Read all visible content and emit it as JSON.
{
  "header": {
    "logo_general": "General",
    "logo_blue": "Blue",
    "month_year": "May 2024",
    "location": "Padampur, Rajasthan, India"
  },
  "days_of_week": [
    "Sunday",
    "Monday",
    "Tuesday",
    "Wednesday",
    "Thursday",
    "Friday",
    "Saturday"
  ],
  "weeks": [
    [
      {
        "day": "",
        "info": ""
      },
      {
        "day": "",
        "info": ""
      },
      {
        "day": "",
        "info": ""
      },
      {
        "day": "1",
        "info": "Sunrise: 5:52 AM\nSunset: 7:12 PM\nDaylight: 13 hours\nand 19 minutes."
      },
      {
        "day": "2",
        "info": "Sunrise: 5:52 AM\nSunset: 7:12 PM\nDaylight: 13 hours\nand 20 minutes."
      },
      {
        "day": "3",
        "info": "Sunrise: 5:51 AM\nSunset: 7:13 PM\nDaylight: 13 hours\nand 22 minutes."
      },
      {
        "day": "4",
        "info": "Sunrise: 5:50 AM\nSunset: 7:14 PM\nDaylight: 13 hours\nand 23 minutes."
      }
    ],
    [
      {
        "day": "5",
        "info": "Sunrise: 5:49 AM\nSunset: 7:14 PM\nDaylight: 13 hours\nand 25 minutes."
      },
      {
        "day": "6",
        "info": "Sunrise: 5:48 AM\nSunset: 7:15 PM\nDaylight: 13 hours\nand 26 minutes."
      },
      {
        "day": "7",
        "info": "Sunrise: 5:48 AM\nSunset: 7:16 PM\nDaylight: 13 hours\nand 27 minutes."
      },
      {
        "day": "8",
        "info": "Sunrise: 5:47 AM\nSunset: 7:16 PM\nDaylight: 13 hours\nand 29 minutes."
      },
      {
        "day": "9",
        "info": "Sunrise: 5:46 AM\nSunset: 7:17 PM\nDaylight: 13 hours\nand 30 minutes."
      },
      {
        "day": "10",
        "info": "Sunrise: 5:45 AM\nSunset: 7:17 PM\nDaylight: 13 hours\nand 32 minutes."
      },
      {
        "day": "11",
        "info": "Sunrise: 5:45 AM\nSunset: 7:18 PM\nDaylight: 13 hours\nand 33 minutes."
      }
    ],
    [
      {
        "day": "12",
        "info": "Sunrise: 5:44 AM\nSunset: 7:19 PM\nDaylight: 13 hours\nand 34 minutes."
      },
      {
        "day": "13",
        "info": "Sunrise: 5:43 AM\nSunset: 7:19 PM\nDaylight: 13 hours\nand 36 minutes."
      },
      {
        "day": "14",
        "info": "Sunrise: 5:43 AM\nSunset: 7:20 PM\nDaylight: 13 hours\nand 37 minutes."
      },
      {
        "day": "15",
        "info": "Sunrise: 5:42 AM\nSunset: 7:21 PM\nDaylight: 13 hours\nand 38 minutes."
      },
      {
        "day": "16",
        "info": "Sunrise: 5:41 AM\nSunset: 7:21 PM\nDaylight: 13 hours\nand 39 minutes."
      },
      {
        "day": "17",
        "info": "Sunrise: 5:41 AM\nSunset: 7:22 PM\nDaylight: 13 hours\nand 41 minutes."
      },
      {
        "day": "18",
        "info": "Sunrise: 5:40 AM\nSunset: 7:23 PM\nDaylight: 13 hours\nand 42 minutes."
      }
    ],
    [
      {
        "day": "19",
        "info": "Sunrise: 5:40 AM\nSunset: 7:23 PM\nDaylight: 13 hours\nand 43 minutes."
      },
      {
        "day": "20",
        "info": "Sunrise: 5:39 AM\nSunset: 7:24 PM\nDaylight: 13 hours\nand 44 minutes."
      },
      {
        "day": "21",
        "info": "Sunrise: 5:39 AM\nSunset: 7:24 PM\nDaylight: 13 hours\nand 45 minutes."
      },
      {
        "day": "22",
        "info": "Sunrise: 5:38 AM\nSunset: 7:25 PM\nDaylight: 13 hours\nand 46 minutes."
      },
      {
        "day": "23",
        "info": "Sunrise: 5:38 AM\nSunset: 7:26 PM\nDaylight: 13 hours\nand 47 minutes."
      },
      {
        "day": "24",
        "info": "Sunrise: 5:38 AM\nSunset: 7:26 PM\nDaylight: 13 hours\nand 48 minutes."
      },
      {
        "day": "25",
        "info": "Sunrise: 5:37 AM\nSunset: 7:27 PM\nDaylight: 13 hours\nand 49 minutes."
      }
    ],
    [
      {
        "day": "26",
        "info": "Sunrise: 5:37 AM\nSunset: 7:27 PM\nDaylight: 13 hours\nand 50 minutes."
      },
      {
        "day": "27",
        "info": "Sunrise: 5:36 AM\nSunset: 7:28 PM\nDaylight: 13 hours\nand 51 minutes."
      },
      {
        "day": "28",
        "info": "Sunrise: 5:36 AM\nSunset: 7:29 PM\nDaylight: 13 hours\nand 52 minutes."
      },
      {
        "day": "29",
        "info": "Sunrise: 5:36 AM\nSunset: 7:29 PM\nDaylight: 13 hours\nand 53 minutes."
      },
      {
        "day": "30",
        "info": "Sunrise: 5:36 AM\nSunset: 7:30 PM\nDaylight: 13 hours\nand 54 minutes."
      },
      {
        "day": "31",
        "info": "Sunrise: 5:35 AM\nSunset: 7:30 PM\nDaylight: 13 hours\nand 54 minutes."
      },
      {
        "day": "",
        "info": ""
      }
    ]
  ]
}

━━━━━━━━━━━━━━━━━━━━

TASK REQUIREMENTS:
Go through the material above line by line and copy it exactly.

WRITTEN SOLUTION:
Read all visible content and emit it as JSON.
{
  "header": {
    "logo_general": "General",
    "logo_blue": "Blue",
    "month_year": "May 2024",
    "location": "Padampur, Rajasthan, India"
  },
  "days_of_week": [
    "Sunday",
    "Monday",
    "Tuesday",
    "Wednesday",
    "Thursday",
    "Friday",
    "Saturday"
  ],
  "weeks": [
    [
      {
        "day": "",
        "info": ""
      },
      {
        "day": "",
        "info": ""
      },
      {
        "day": "",
        "info": ""
      },
      {
        "day": "1",
        "info": "Sunrise: 5:52 AM\nSunset: 7:12 PM\nDaylight: 13 hours\nand 19 minutes."
      },
      {
        "day": "2",
        "info": "Sunrise: 5:52 AM\nSunset: 7:12 PM\nDaylight: 13 hours\nand 20 minutes."
      },
      {
        "day": "3",
        "info": "Sunrise: 5:51 AM\nSunset: 7:13 PM\nDaylight: 13 hours\nand 22 minutes."
      },
      {
        "day": "4",
        "info": "Sunrise: 5:50 AM\nSunset: 7:14 PM\nDaylight: 13 hours\nand 23 minutes."
      }
    ],
    [
      {
        "day": "5",
        "info": "Sunrise: 5:49 AM\nSunset: 7:14 PM\nDaylight: 13 hours\nand 25 minutes."
      },
      {
        "day": "6",
        "info": "Sunrise: 5:48 AM\nSunset: 7:15 PM\nDaylight: 13 hours\nand 26 minutes."
      },
      {
        "day": "7",
        "info": "Sunrise: 5:48 AM\nSunset: 7:16 PM\nDaylight: 13 hours\nand 27 minutes."
      },
      {
        "day": "8",
        "info": "Sunrise: 5:47 AM\nSunset: 7:16 PM\nDaylight: 13 hours\nand 29 minutes."
      },
      {
        "day": "9",
        "info": "Sunrise: 5:46 AM\nSunset: 7:17 PM\nDaylight: 13 hours\nand 30 minutes."
      },
      {
        "day": "10",
        "info": "Sunrise: 5:45 AM\nSunset: 7:17 PM\nDaylight: 13 hours\nand 32 minutes."
      },
      {
        "day": "11",
        "info": "Sunrise: 5:45 AM\nSunset: 7:18 PM\nDaylight: 13 hours\nand 33 minutes."
      }
    ],
    [
      {
        "day": "12",
        "info": "Sunrise: 5:44 AM\nSunset: 7:19 PM\nDaylight: 13 hours\nand 34 minutes."
      },
      {
        "day": "13",
        "info": "Sunrise: 5:43 AM\nSunset: 7:19 PM\nDaylight: 13 hours\nand 36 minutes."
      },
      {
        "day": "14",
        "info": "Sunrise: 5:43 AM\nSunset: 7:20 PM\nDaylight: 13 hours\nand 37 minutes."
      },
      {
        "day": "15",
        "info": "Sunrise: 5:42 AM\nSunset: 7:21 PM\nDaylight: 13 hours\nand 38 minutes."
      },
      {
        "day": "16",
        "info": "Sunrise: 5:41 AM\nSunset: 7:21 PM\nDaylight: 13 hours\nand 39 minutes."
      },
      {
        "day": "17",
        "info": "Sunrise: 5:41 AM\nSunset: 7:22 PM\nDaylight: 13 hours\nand 41 minutes."
      },
      {
        "day": "18",
        "info": "Sunrise: 5:40 AM\nSunset: 7:23 PM\nDaylight: 13 hours\nand 42 minutes."
      }
    ],
    [
      {
        "day": "19",
        "info": "Sunrise: 5:40 AM\nSunset: 7:23 PM\nDaylight: 13 hours\nand 43 minutes."
      },
      {
        "day": "20",
        "info": "Sunrise: 5:39 AM\nSunset: 7:24 PM\nDaylight: 13 hours\nand 44 minutes."
      },
      {
        "day": "21",
        "info": "Sunrise: 5:39 AM\nSunset: 7:24 PM\nDaylight: 13 hours\nand 45 minutes."
      },
      {
        "day": "22",
        "info": "Sunrise: 5:38 AM\nSunset: 7:25 PM\nDaylight: 13 hours\nand 46 minutes."
      },
      {
        "day": "23",
        "info": "Sunrise: 5:38 AM\nSunset: 7:26 PM\nDaylight: 13 hours\nand 47 minutes."
      },
      {
        "day": "24",
        "info": "Sunrise: 5:38 AM\nSunset: 7:26 PM\nDaylight: 13 hours\nand 48 minutes."
      },
      {
        "day": "25",
        "info": "Sunrise: 5:37 AM\nSunset: 7:27 PM\nDaylight: 13 hours\nand 49 minutes."
      }
    ],
    [
      {
        "day": "26",
        "info": "Sunrise: 5:37 AM\nSunset: 7:27 PM\nDaylight: 13 hours\nand 50 minutes."
      },
      {
        "day": "27",
        "info": "Sunrise: 5:36 AM\nSunset: 7:28 PM\nDaylight: 13 hours\nand 51 minutes."
      },
      {
        "day": "28",
        "info": "Sunrise: 5:36 AM\nSunset: 7:29 PM\nDaylight: 13 hours\nand 52 minutes."
      },
      {
        "day": "29",
        "info": "Sunrise: 5:36 AM\nSunset: 7:29 PM\nDaylight: 13 hours\nand 53 minutes."
      },
      {
        "day": "30",
        "info": "Sunrise: 5:36 AM\nSunset: 7:30 PM\nDaylight: 13 hours\nand 54 minutes."
      },
      {
        "day": "31",
        "info": "Sunrise: 5:35 AM\nSunset: 7:30 PM\nDaylight: 13 hours\nand 54 minutes."
      },
      {
        "day": "",
        "info": ""
      }
    ]
  ]
}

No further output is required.